EXERCISE TASKS
• a. In the RTP packetization text, which H.245 codepoint must be used if an H.323 terminal needs the configuration information?
• b. Reproduce a passage of the RTP packetization text word for word, starting at "This section specifies" and ending at "5.1 and 5.2).".

SOURCE TEXT
This section specifies RTP packetization rules for MPEG-4 Visual
content. An MPEG-4 Visual bitstream is mapped directly onto RTP
packets without the addition of extra header fields or any removal of
Visual syntax elements. The Combined Configuration/Elementary stream
mode MUST be used so that configuration information will be carried
to the same RTP port as the elementary stream. (see 6.2.1 "Start
codes" of ISO/IEC 14496-2 [14496-2]) The configuration information
MAY additionally be specified by some out-of-band means. If needed
for an H.323 terminal, H.245 codepoint
"decoderConfigurationInformation" MUST be used for this purpose. If
needed by systems using Media Type parameters and SDP parameters,
e.g., SIP and RTSP, the optional parameter "config" MUST be used to
specify the configuration information (see 5.1 and 5.2).

The abbreviation "e.g." means for example, and "MUST" can never be and example. I supect the example here is only the string "e.g., SIP and RTSP" so I suggest that this bit is placed in parenthesis, as follows: "(e.g., SIP and RTSP)"

9) Section 3.2 (Existing text). In the following text:

(5) It is RECOMMENDED that a single video packet is sent as a single
RTP packet. The size of a video packet SHOULD be adjusted in such a
way that the resulting RTP packet is not larger than the path-MTU.
Note: Rule (5) does not apply when the video packet is disabled by
the coder configuration (by setting resync_marker_disable in the VOL
header to 1), or in coding tools where the video packet is not
supported. In this case, a VOP MAY be split at arbitrary byte-
positions.

remove the mix of the word "note" with normative text. I suggest:

(5) It is RECOMMENDED that a single video packet is sent as a single
RTP packet. The size of a video packet SHOULD be adjusted in such a
way that the resulting RTP packet is not larger than the path-MTU.

ENTRIES SHOWN
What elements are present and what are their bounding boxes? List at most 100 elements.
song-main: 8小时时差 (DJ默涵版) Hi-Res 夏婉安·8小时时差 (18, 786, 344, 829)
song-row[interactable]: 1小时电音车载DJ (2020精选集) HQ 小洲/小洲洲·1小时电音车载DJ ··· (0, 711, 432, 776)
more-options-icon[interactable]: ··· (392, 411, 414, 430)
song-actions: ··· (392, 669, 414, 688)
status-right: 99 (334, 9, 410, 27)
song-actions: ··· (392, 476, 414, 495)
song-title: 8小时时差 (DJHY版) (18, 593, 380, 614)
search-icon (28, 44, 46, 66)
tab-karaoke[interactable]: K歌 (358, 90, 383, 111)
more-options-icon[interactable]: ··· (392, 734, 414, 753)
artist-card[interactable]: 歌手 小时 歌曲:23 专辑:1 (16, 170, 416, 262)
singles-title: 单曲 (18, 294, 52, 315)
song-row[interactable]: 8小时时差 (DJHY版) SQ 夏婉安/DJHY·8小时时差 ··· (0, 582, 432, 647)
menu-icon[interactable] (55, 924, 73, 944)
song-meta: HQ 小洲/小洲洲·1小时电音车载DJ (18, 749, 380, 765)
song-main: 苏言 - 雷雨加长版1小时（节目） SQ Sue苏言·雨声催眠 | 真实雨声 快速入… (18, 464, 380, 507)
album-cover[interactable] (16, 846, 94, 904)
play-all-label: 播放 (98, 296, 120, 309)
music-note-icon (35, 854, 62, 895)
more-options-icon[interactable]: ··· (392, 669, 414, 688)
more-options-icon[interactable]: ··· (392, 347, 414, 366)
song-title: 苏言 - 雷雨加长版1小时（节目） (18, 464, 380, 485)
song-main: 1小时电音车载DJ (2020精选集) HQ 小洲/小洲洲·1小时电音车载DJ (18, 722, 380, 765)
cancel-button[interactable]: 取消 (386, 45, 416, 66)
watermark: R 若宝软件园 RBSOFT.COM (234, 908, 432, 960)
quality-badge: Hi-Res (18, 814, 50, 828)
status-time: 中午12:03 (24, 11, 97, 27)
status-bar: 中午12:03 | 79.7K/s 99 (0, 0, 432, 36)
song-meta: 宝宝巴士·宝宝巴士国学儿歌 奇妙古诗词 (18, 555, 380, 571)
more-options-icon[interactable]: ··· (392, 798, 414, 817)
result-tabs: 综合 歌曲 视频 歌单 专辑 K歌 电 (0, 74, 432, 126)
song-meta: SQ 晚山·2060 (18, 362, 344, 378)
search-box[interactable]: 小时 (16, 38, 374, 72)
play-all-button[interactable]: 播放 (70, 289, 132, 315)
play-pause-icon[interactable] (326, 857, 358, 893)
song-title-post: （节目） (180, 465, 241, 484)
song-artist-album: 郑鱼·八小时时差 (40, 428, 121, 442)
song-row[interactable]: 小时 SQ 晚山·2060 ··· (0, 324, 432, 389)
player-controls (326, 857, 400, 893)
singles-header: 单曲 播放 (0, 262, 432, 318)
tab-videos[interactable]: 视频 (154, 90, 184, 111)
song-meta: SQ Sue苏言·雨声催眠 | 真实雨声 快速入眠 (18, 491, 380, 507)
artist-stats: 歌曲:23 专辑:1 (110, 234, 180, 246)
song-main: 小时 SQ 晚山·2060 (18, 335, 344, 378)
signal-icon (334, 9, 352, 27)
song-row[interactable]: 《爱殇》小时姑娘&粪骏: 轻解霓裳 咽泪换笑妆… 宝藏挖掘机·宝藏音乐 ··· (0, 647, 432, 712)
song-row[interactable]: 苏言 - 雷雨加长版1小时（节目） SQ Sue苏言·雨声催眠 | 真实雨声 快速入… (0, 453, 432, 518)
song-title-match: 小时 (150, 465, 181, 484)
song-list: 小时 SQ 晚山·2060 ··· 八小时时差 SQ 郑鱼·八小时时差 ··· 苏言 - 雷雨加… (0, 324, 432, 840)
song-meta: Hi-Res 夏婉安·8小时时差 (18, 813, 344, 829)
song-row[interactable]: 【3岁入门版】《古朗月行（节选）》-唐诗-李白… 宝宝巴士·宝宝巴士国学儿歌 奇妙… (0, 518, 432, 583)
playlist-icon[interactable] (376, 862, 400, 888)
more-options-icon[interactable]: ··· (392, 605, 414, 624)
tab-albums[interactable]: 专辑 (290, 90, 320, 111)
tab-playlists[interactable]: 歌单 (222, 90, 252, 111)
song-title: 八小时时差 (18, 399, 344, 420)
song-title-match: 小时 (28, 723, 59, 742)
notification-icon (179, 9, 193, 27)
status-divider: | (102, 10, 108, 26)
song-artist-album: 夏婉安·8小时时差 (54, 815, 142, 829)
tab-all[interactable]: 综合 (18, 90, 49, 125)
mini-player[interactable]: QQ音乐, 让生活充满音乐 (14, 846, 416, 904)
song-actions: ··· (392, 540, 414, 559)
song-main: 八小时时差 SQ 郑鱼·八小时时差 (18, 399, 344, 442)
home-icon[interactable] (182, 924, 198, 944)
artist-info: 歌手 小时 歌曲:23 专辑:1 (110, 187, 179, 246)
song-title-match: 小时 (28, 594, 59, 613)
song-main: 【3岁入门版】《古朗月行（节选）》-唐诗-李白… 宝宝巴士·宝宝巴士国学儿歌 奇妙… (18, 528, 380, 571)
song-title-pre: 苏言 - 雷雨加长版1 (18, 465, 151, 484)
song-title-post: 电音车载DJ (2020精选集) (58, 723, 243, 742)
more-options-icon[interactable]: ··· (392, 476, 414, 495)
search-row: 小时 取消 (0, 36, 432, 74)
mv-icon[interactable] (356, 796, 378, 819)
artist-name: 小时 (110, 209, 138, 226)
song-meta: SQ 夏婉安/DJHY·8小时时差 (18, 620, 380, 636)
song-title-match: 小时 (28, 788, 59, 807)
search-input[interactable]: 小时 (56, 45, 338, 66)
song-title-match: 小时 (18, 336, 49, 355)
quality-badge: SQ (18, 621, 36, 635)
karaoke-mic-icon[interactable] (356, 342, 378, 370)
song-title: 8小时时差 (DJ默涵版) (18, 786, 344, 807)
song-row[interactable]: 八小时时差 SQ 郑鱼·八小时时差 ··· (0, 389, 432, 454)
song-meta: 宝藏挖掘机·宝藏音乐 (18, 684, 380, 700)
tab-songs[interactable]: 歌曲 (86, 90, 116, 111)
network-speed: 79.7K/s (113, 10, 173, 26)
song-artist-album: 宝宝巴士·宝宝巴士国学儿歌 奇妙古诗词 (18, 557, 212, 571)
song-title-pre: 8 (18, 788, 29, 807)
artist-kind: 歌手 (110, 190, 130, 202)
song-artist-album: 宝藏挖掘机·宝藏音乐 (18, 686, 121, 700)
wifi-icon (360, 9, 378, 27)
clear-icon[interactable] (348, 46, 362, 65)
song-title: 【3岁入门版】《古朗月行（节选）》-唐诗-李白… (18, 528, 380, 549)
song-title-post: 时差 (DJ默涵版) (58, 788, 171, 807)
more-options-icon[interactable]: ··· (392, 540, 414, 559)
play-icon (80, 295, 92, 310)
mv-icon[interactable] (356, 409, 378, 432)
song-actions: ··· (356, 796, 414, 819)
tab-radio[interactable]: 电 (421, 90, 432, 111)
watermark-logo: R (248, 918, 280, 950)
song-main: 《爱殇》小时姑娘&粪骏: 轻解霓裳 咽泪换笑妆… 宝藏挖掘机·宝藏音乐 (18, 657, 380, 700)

COMPLETE ANSWERS
• a. The H.245 codepoint "decoderConfigurationInformation" must be used.

• b.
This section specifies RTP packetization rules for MPEG-4 Visual
content. An MPEG-4 Visual bitstream is mapped directly onto RTP
packets without the addition of extra header fields or any removal of
Visual syntax elements. The Combined Configuration/Elementary stream
mode MUST be used so that configuration information will be carried
to the same RTP port as the elementary stream. (see 6.2.1 "Start
codes" of ISO/IEC 14496-2 [14496-2]) The configuration information
MAY additionally be specified by some out-of-band means. If needed
for an H.323 terminal, H.245 codepoint
"decoderConfigurationInformation" MUST be used for this purpose. If
needed by systems using Media Type parameters and SDP parameters,
e.g., SIP and RTSP, the optional parameter "config" MUST be used to
specify the configuration information (see 5.1 and 5.2).